Entries taken from a collection:
· · · · · · ·

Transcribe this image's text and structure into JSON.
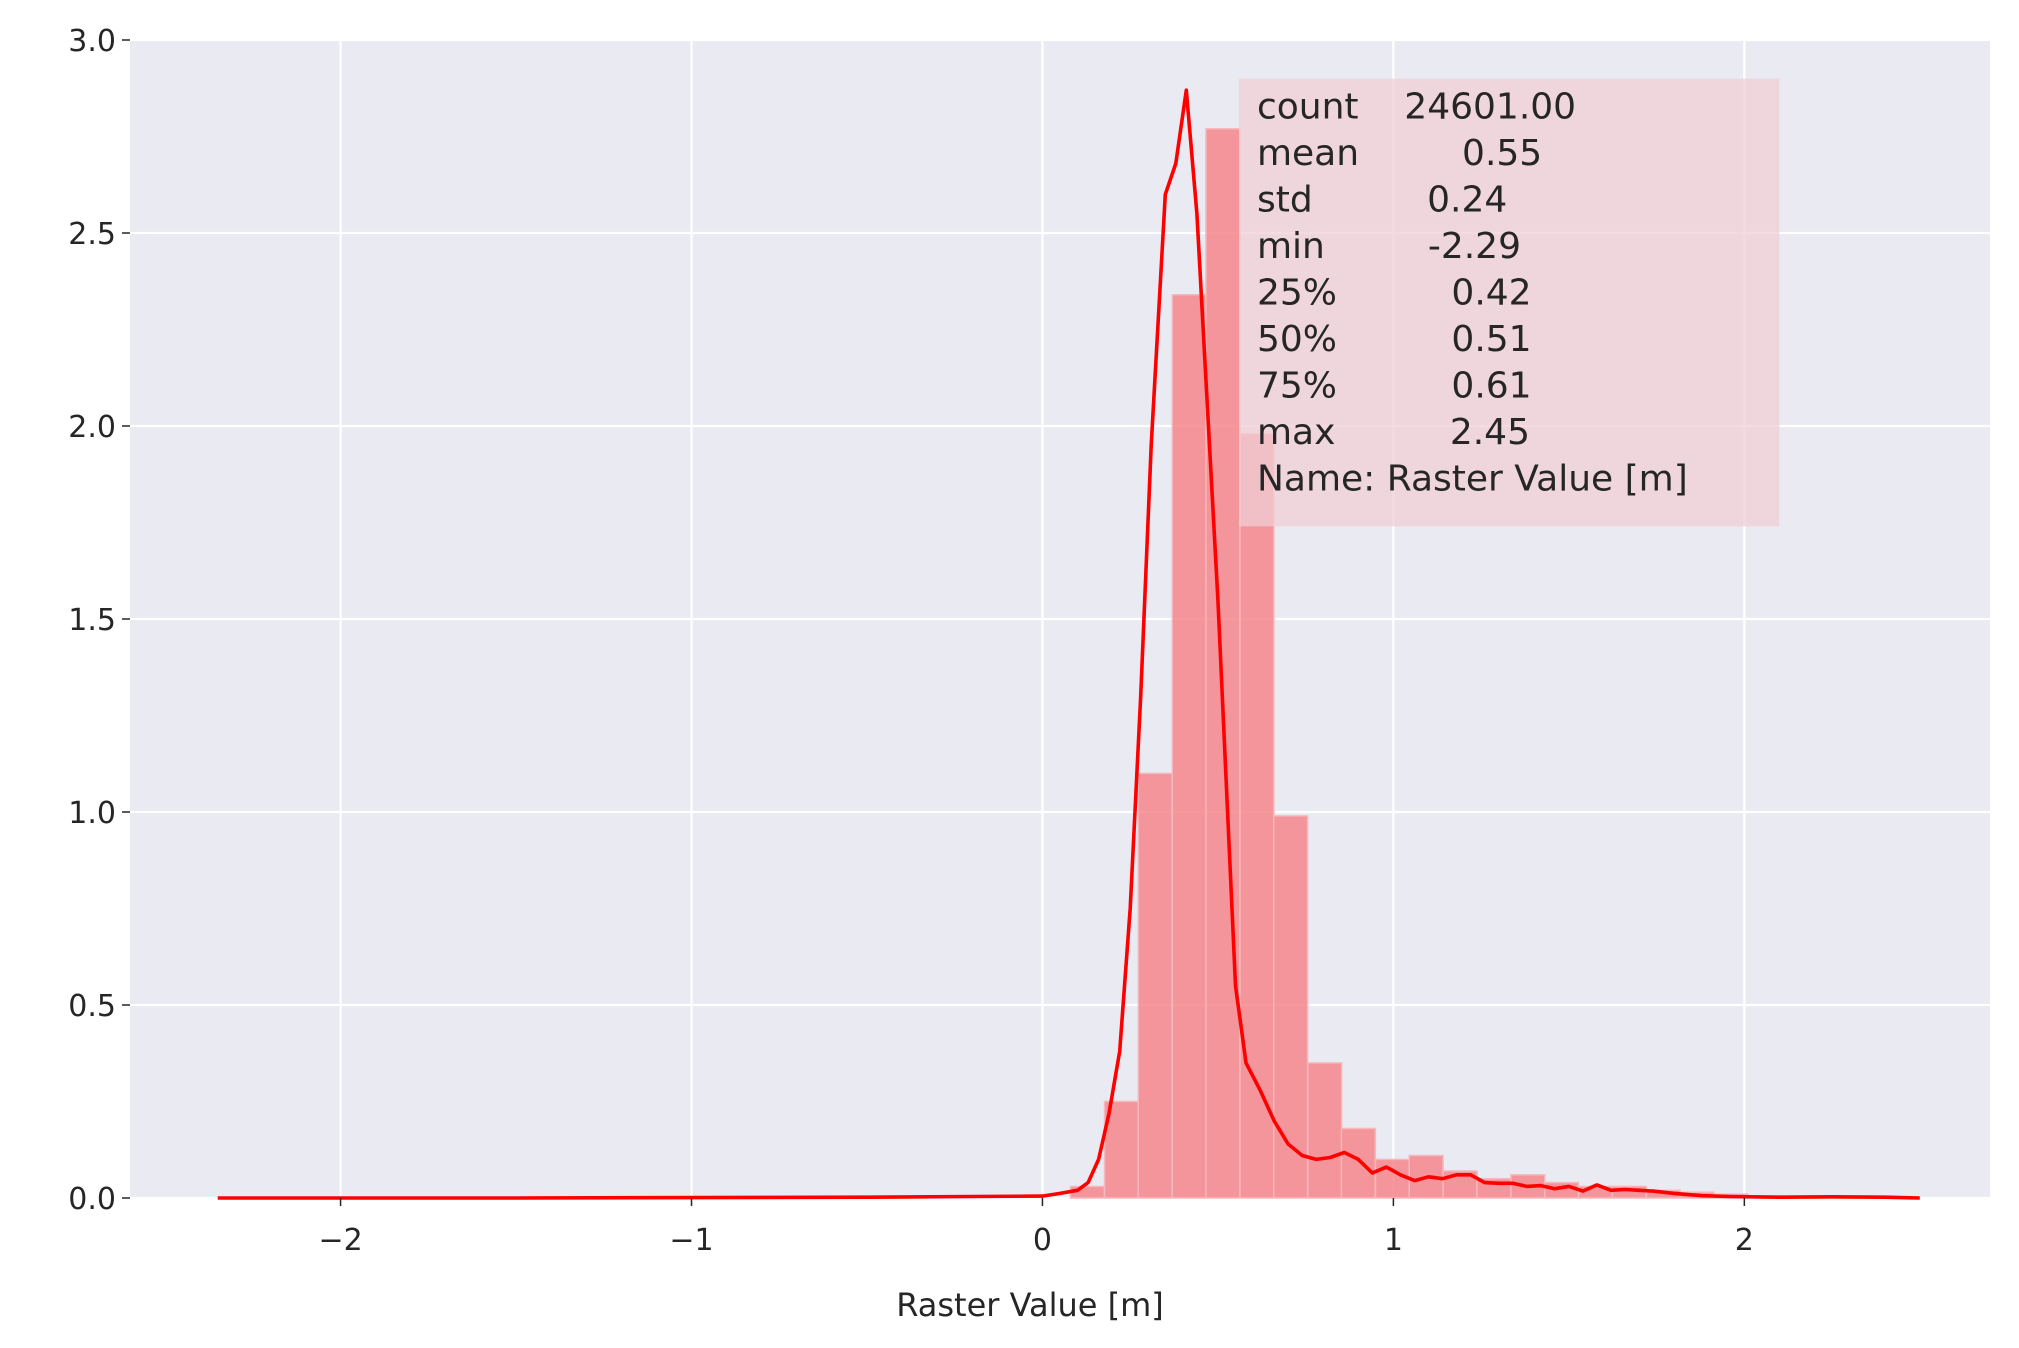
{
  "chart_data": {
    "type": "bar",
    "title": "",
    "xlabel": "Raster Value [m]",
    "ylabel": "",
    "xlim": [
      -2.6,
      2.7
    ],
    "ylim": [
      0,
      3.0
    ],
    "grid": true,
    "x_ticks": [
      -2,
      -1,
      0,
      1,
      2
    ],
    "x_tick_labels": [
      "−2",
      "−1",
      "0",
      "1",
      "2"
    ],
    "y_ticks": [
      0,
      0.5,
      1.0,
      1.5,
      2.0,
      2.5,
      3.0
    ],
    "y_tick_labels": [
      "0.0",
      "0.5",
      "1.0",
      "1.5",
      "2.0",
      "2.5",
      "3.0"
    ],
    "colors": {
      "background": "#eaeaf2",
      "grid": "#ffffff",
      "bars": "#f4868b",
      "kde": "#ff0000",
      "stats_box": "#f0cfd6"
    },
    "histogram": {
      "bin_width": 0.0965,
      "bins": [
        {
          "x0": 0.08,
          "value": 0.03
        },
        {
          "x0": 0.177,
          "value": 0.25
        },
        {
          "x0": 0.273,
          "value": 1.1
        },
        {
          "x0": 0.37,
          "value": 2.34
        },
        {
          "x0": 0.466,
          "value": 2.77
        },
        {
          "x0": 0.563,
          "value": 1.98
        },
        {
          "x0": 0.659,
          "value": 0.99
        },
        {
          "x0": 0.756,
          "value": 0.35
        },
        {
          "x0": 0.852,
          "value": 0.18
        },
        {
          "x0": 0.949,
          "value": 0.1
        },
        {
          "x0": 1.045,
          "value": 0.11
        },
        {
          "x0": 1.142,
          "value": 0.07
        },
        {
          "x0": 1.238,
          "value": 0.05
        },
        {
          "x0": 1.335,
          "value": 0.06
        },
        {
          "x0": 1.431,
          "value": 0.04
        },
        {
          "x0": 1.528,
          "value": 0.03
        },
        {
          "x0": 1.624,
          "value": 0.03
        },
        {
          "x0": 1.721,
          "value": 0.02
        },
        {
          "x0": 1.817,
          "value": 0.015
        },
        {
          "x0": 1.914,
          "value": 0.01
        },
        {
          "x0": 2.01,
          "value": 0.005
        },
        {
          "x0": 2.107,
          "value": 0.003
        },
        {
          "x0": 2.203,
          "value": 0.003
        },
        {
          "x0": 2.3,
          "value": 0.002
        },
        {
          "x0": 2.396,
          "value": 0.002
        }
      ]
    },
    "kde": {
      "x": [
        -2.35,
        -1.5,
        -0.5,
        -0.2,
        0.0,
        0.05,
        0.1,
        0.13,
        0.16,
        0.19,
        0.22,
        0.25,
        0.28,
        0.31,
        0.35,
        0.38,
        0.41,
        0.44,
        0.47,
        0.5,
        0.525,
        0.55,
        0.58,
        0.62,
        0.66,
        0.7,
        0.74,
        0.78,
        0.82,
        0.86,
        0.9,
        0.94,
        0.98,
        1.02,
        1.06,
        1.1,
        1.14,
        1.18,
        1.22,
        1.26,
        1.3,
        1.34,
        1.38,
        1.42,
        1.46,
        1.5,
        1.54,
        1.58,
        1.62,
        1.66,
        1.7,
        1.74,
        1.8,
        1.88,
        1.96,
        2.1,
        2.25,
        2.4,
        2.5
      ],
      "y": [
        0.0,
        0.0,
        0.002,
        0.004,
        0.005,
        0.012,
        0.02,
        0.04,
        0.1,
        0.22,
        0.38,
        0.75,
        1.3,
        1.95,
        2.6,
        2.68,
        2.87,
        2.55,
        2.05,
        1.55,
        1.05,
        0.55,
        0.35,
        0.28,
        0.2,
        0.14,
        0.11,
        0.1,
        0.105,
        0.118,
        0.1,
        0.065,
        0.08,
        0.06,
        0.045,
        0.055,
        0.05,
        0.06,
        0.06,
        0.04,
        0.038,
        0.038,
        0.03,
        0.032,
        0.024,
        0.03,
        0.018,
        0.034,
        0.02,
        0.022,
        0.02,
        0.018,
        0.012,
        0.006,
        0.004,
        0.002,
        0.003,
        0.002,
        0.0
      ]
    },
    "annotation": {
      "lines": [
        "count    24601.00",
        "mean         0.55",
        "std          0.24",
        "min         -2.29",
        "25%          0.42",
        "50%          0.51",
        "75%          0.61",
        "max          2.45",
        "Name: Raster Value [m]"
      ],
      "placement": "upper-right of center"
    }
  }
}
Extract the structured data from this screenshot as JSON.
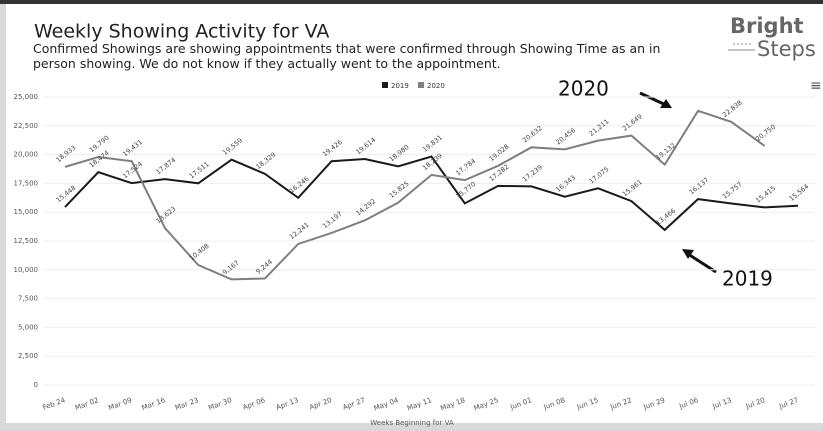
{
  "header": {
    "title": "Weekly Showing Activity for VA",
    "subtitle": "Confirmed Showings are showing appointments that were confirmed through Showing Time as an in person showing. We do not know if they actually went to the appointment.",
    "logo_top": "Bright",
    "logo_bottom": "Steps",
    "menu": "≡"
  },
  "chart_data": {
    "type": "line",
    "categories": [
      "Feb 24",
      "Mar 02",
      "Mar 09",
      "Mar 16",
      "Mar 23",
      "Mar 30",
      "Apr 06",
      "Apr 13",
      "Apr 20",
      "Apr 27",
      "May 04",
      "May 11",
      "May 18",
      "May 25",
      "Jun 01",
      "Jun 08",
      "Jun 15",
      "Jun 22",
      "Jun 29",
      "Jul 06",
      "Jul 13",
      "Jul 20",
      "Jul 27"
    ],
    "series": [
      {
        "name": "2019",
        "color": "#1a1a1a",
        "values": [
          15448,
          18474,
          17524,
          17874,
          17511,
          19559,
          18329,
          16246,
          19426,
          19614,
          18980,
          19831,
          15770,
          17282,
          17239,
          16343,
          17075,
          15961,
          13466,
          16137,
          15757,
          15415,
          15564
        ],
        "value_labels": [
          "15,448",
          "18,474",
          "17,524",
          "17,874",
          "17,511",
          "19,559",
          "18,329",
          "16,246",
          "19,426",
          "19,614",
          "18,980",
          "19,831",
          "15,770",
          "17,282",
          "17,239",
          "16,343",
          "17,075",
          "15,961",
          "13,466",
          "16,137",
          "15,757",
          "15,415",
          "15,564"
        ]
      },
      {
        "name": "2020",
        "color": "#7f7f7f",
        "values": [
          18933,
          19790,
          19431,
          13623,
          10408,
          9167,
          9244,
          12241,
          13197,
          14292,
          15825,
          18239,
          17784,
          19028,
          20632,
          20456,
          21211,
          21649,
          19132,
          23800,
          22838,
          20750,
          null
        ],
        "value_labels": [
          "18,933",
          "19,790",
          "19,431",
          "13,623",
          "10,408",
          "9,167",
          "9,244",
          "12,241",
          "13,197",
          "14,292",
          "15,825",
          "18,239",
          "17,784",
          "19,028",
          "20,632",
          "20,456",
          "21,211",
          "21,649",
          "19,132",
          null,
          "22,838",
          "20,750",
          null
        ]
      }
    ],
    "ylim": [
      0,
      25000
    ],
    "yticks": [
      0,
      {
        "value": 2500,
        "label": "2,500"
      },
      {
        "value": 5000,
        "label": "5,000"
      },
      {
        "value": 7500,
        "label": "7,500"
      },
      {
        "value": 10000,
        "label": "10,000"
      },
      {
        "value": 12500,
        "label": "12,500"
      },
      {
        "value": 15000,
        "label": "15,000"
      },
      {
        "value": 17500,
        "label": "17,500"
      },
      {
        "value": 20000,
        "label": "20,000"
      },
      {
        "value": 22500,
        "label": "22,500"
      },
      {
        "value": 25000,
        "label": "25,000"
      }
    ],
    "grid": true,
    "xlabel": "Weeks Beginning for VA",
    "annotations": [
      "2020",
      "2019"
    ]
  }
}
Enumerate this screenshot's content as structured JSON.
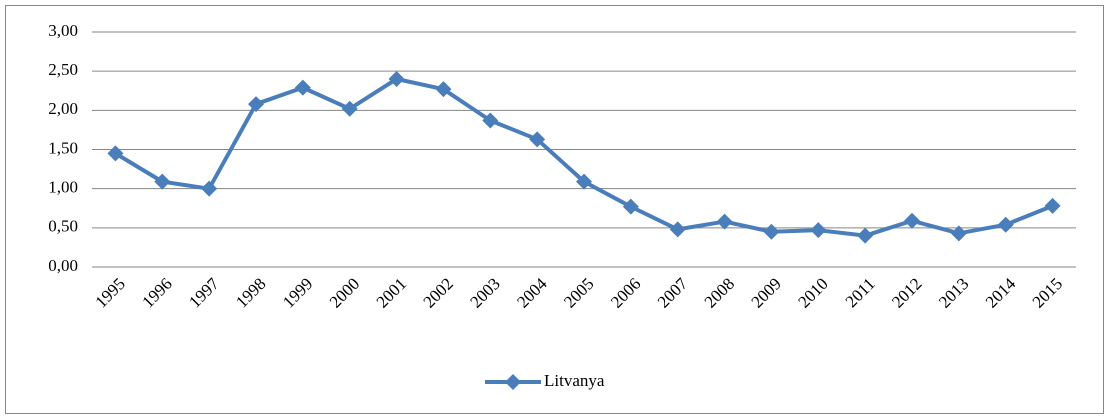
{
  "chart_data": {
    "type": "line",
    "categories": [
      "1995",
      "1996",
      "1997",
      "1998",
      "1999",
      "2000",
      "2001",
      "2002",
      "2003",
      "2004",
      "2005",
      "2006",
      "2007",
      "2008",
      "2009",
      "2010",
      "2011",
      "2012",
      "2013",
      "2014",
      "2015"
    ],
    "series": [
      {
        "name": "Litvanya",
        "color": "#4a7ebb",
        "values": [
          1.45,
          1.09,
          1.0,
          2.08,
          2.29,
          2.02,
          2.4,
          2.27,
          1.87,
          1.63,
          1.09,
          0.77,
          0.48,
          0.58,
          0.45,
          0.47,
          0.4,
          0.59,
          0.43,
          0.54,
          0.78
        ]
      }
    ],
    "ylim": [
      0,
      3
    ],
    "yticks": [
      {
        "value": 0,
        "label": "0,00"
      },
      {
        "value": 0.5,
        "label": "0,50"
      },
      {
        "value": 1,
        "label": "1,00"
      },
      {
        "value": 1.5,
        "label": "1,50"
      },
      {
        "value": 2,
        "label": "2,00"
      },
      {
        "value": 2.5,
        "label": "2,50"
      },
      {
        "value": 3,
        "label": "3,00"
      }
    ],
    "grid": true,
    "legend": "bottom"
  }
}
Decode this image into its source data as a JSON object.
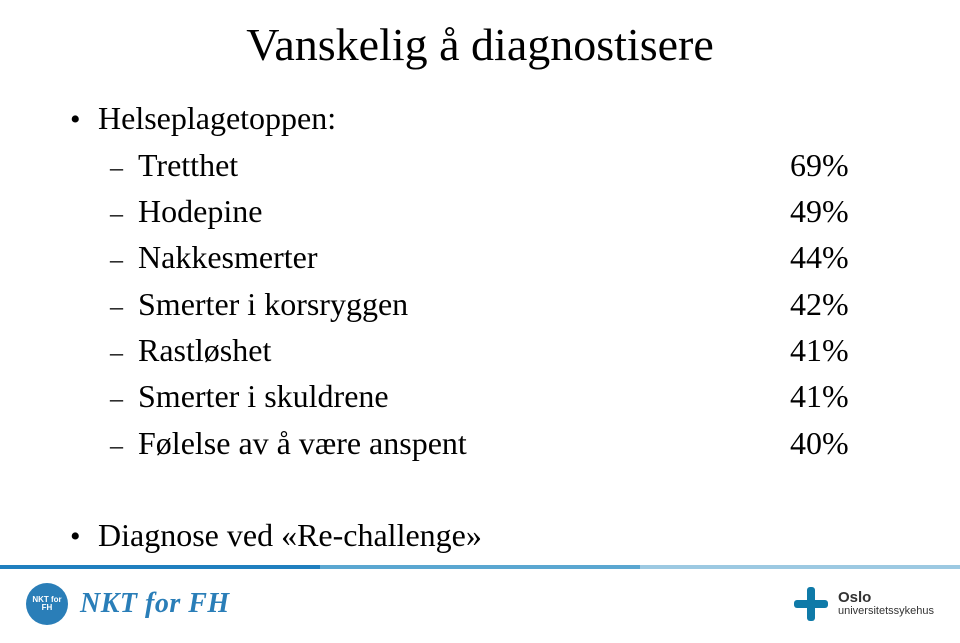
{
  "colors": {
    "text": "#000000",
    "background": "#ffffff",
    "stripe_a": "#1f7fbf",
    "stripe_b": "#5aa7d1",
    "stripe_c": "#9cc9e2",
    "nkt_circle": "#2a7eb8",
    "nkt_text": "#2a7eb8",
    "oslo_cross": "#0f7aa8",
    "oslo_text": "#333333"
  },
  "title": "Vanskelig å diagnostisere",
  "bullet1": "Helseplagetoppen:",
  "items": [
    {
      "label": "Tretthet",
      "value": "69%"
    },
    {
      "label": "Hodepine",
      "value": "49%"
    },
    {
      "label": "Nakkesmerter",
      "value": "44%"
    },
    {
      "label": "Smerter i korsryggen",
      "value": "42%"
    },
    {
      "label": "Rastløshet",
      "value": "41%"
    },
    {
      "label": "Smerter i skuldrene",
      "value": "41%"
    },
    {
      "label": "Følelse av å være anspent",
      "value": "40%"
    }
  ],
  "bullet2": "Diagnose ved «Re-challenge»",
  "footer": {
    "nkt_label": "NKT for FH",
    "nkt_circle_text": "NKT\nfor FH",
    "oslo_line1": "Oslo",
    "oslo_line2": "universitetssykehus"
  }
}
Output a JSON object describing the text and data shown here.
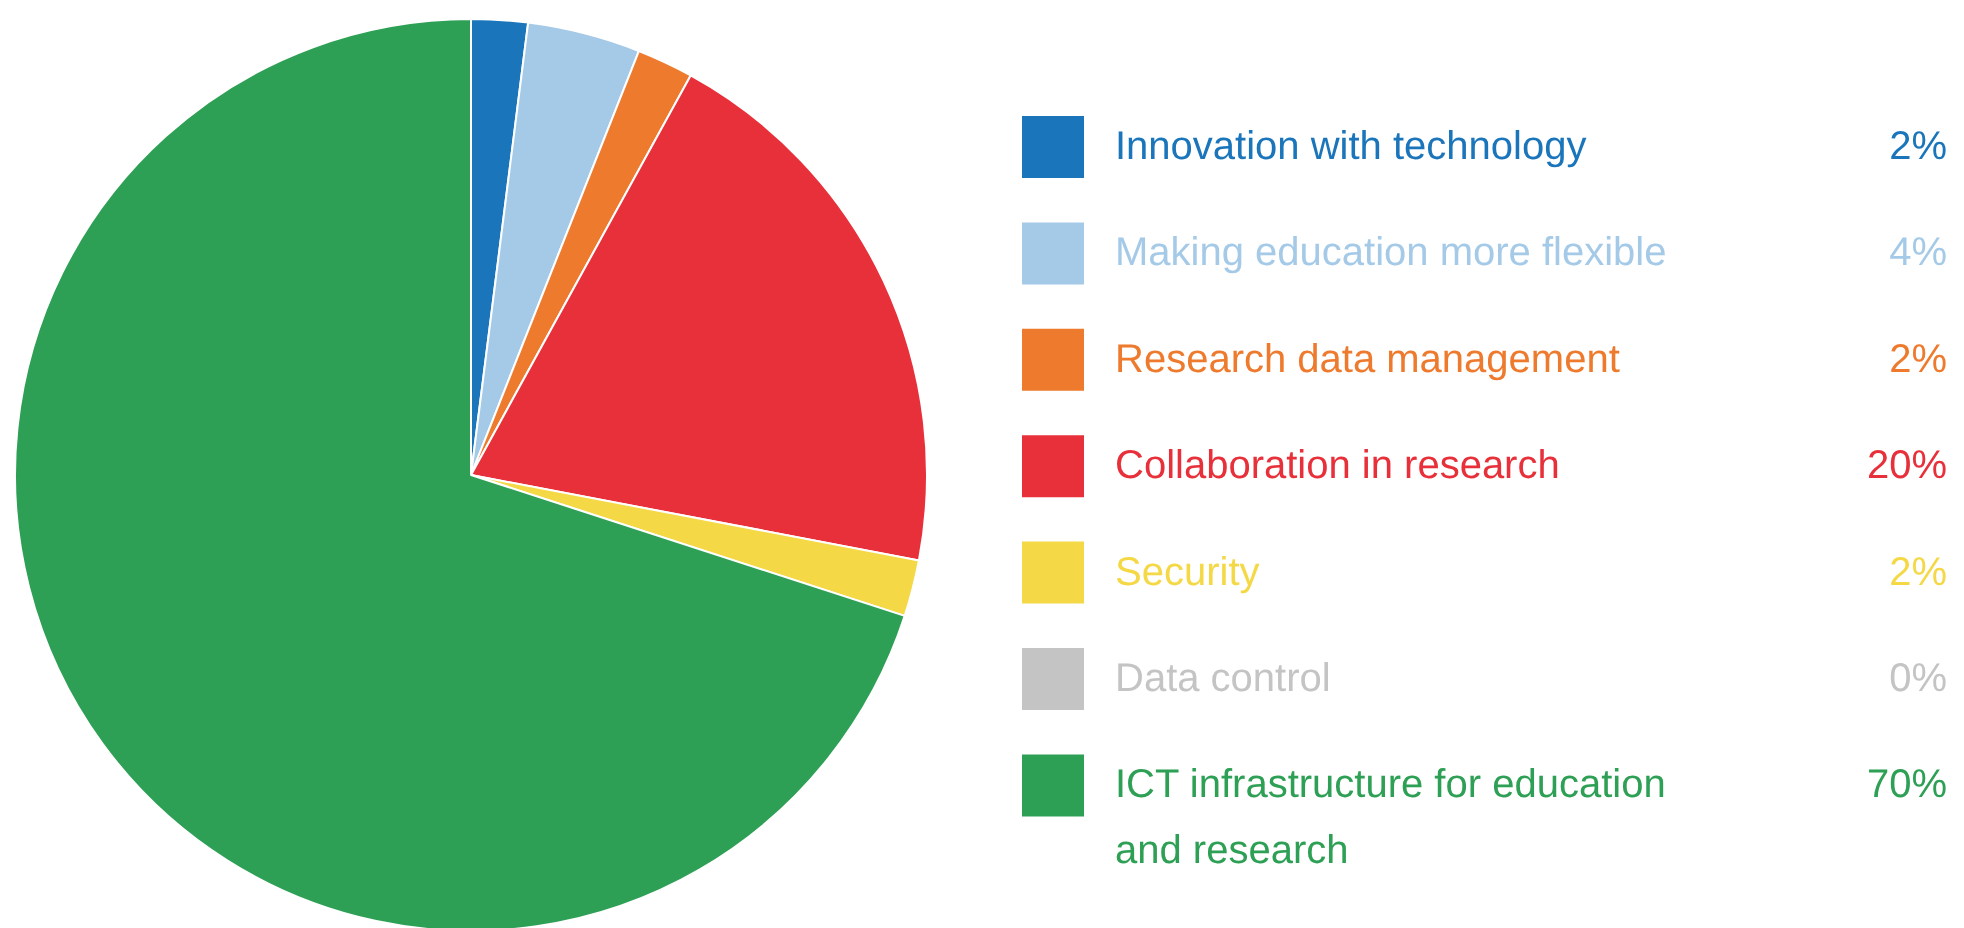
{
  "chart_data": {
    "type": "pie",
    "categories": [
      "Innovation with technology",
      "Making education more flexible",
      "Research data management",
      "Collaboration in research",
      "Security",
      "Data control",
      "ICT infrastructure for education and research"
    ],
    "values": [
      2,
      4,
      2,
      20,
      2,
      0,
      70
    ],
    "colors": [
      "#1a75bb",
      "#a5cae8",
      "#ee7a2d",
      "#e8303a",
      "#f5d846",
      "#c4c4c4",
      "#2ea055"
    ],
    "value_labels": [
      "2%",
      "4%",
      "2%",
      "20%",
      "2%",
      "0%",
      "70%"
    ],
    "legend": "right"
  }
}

· · · · · · ·

WRITTEN REQUEST -> Take the lines from the one that contains "Output a JSON" down to the last line of the listing above, both included, and set them down exactly, leaving out pictures.

CORRECT RESULT ->
Output a JSON object describing the text and data shown here.
{
  "chart_data": {
    "type": "pie",
    "categories": [
      "Innovation with technology",
      "Making education more flexible",
      "Research data management",
      "Collaboration in research",
      "Security",
      "Data control",
      "ICT infrastructure for education and research"
    ],
    "values": [
      2,
      4,
      2,
      20,
      2,
      0,
      70
    ],
    "colors": [
      "#1a75bb",
      "#a5cae8",
      "#ee7a2d",
      "#e8303a",
      "#f5d846",
      "#c4c4c4",
      "#2ea055"
    ],
    "value_labels": [
      "2%",
      "4%",
      "2%",
      "20%",
      "2%",
      "0%",
      "70%"
    ],
    "legend": "right"
  }
}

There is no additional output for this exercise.